**Passage du texte**
───
L’unique débat télévisé entre Nicolas Sarkozy et François Hollande pour le second tour de l’élection présidentielle française, demain soir, pourrait battre des records d’audience sur fond de regain d’intérêt pour la campagne à l’approche du verdict. Le candidat socialiste a estimé qu’il s’agirait d’un moment « important » mais « pas décisif ». En revanche, Valérie Pécresse, porte-parole du gouvernement, s’est déclarée persuadée qu’il pouvait changer la donne au profit du président sortant.
L’intérêt pour la campagne a bondi depuis le début du duel du second tour, puisque 70 % des sondés se disent assez ou très intéressés, soit un gain de quatre points en une semaine, selon une enquête IFOP/Fiducial de vendredi dernier. En 2007, un peu plus de 20 millions de téléspectateurs avaient suivi le débat entre Nicolas Sarkozy et Ségolène Royal, qui avait duré plus de deux heures et demie. Cette fois encore, il durera entre deux heures et deux heures trente. L’émission, intitulée « 2012 – Le débat », est coproduite par TF1 et France 2, et sera retransmise sur les radios et les chaînes d’information continue. Elle sera animée par les journalistes Laurence Ferrari (TF1) et David Pujadas (France 2).
───
**Liste des tâches**
a) D'après l'article sur le débat télévisé, quels journalistes animeront l'émission ?
b) Renvoyez, s'il vous plaît, sans la modifier, la partie de l'article sur le débat télévisé qui commence par « L’unique débat télévisé » et se poursuit jusqu'à « du président sortant. ».

(Entrées de la collection)
───
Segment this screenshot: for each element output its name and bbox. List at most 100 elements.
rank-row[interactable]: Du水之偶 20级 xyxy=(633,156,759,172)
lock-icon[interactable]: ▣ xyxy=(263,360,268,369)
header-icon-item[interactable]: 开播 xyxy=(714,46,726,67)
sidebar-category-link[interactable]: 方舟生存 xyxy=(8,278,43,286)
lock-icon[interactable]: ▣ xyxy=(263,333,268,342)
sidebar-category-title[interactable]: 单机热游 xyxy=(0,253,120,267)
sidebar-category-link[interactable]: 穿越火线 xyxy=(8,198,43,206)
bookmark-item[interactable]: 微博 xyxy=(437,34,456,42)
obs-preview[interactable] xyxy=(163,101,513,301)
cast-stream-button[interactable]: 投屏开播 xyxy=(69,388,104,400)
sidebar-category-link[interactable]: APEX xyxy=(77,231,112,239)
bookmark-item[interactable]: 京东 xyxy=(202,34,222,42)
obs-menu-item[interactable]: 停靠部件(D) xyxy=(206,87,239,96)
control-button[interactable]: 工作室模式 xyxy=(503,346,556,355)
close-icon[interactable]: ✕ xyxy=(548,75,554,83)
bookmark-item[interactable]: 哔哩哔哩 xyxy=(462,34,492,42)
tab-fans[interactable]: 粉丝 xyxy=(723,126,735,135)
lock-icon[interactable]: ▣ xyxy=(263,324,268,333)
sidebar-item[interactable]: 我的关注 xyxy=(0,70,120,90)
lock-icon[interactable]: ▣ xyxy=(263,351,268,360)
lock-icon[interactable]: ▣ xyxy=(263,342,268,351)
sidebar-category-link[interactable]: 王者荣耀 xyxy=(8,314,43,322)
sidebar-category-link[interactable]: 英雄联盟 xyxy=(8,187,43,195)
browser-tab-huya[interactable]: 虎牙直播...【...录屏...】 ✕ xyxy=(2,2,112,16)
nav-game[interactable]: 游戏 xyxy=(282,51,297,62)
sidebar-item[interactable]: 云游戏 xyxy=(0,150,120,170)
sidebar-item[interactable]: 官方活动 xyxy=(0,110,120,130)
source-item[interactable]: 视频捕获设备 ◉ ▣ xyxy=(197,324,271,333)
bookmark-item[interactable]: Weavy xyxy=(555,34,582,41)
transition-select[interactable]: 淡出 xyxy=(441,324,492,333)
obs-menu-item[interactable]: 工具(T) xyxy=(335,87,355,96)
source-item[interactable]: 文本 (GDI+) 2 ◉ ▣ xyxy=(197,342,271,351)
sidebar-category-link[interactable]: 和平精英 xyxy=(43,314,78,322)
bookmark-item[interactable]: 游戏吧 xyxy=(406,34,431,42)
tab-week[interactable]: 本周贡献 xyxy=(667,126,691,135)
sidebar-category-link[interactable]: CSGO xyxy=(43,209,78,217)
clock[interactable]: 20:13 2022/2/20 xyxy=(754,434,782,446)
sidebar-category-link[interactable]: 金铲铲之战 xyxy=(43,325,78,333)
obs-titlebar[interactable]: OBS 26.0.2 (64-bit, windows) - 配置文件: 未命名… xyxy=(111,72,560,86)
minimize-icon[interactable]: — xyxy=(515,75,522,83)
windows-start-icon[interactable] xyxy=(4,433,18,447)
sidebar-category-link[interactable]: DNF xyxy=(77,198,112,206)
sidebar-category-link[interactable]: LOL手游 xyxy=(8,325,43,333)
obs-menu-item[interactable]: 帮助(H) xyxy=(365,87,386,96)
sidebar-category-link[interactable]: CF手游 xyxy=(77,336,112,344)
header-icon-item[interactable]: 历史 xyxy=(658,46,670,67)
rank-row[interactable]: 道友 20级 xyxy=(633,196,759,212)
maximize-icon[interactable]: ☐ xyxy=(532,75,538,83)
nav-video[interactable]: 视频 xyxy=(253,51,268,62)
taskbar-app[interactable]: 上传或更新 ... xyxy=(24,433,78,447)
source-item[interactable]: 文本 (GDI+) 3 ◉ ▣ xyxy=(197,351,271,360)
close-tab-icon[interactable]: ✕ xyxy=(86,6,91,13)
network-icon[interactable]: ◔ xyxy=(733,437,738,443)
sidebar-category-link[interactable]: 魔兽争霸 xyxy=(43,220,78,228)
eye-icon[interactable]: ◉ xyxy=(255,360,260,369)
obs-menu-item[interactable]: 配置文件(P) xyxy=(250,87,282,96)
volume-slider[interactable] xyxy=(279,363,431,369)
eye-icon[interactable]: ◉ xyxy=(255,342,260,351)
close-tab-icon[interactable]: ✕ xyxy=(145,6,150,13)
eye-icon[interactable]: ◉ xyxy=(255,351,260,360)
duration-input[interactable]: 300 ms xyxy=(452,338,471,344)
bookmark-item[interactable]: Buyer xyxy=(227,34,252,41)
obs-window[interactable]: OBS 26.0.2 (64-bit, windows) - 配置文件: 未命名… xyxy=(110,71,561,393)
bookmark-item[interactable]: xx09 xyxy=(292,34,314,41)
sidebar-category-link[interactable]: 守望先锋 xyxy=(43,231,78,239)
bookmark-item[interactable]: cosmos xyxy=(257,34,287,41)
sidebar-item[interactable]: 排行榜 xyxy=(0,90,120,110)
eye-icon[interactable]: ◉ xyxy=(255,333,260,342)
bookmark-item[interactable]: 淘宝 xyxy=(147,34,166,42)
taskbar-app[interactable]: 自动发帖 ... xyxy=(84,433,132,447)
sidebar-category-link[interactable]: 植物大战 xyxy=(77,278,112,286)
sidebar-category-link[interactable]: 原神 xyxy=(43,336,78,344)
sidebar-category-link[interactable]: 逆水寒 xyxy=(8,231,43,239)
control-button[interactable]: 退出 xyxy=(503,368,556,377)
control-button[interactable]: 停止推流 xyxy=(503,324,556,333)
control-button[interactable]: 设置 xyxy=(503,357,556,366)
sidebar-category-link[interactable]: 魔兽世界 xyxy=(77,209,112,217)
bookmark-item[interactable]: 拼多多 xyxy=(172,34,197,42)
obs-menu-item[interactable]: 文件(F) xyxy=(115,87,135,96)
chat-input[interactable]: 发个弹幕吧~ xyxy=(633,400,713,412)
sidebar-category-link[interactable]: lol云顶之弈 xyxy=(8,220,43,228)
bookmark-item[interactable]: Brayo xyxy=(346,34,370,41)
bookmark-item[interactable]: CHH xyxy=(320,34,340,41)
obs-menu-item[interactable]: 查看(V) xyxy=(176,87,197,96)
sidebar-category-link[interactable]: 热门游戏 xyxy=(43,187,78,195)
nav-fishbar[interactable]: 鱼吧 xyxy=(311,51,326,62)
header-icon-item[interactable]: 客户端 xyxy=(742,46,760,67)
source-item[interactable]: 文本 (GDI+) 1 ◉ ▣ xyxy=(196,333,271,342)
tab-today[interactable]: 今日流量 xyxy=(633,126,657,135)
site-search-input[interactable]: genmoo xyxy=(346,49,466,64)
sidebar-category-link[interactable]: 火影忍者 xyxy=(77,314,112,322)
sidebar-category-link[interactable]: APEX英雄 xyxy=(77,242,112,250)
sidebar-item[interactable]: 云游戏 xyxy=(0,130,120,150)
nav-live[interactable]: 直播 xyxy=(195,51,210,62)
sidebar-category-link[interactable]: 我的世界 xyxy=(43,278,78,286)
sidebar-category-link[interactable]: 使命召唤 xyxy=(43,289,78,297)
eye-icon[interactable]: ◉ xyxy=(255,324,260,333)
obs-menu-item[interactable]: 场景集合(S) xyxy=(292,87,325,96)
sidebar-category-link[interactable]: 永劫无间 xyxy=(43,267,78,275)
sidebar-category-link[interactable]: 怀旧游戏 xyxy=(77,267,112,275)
───
**Réponses aux exercices**
a) Laurence Ferrari (TF1) et David Pujadas (France 2).

b)
L’unique débat télévisé entre Nicolas Sarkozy et François Hollande pour le second tour de l’élection présidentielle française, demain soir, pourrait battre des records d’audience sur fond de regain d’intérêt pour la campagne à l’approche du verdict. Le candidat socialiste a estimé qu’il s’agirait d’un moment « important » mais « pas décisif ». En revanche, Valérie Pécresse, porte-parole du gouvernement, s’est déclarée persuadée qu’il pouvait changer la donne au profit du président sortant.